* [EXERCISE]
Below is a listing; write it out exactly and drop any images from it.
-------------------------
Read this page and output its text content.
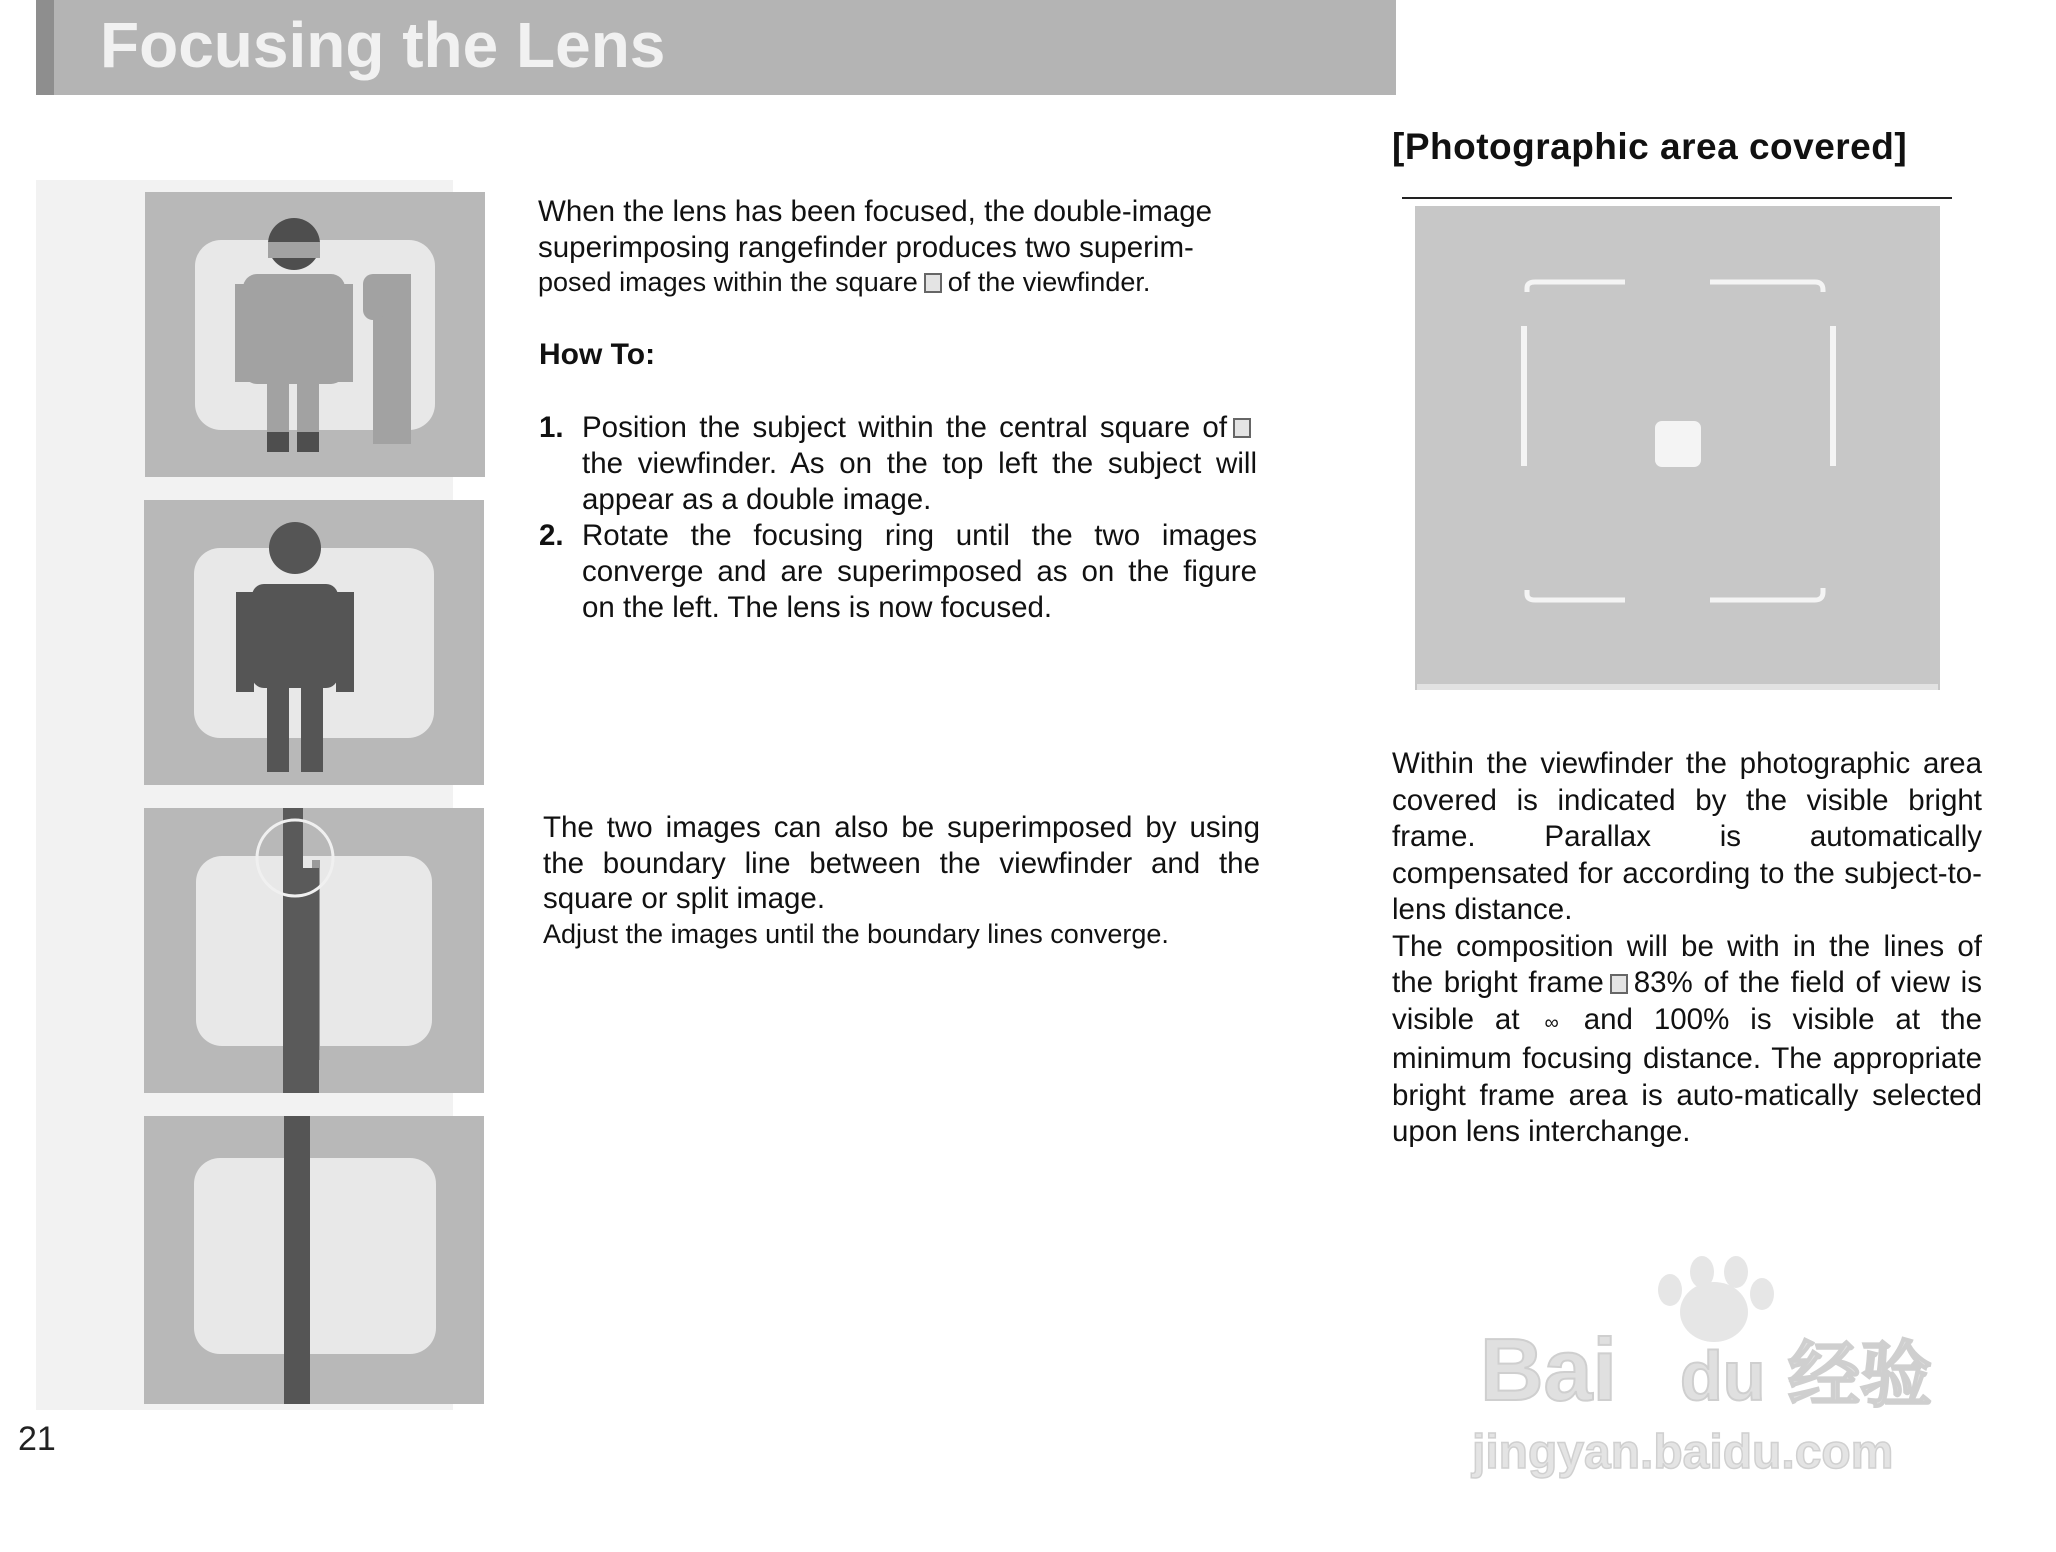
Focusing the Lens

When the lens has been focused, the double-image

superimposing rangefinder produces two superim-

posed images within the square of the viewfinder.

How To:
1. Position the subject within the central square of the viewfinder. As on the top left the subject will appear as a double image.
2. Rotate the focusing ring until the two images converge and are superimposed as on the figure on the left. The lens is now focused.

The two images can also be superimposed by using the boundary line between the viewfinder and the square or split image.

Adjust the images until the boundary lines converge.

[Photographic area covered]

Within the viewfinder the photographic area covered is indicated by the visible bright frame. Parallax is automatically compensated for according to the subject-to-lens distance.

The composition will be with in the lines of the bright frame 83% of the field of view is visible at ∞ and 100% is visible at the minimum focusing distance. The appropriate bright frame area is auto-matically selected upon lens interchange.

21
Bai du 经验
jingyan.baidu.com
-------------------------
* [WORKED SOLUTION]
Read this page and output its text content.
Focusing the Lens

When the lens has been focused, the double-image

superimposing rangefinder produces two superim-

posed images within the square of the viewfinder.

How To:
1. Position the subject within the central square of the viewfinder. As on the top left the subject will appear as a double image.
2. Rotate the focusing ring until the two images converge and are superimposed as on the figure on the left. The lens is now focused.

The two images can also be superimposed by using the boundary line between the viewfinder and the square or split image.

Adjust the images until the boundary lines converge.

[Photographic area covered]

Within the viewfinder the photographic area covered is indicated by the visible bright frame. Parallax is automatically compensated for according to the subject-to-lens distance.

The composition will be with in the lines of the bright frame 83% of the field of view is visible at ∞ and 100% is visible at the minimum focusing distance. The appropriate bright frame area is auto-matically selected upon lens interchange.

21
Bai du 经验
jingyan.baidu.com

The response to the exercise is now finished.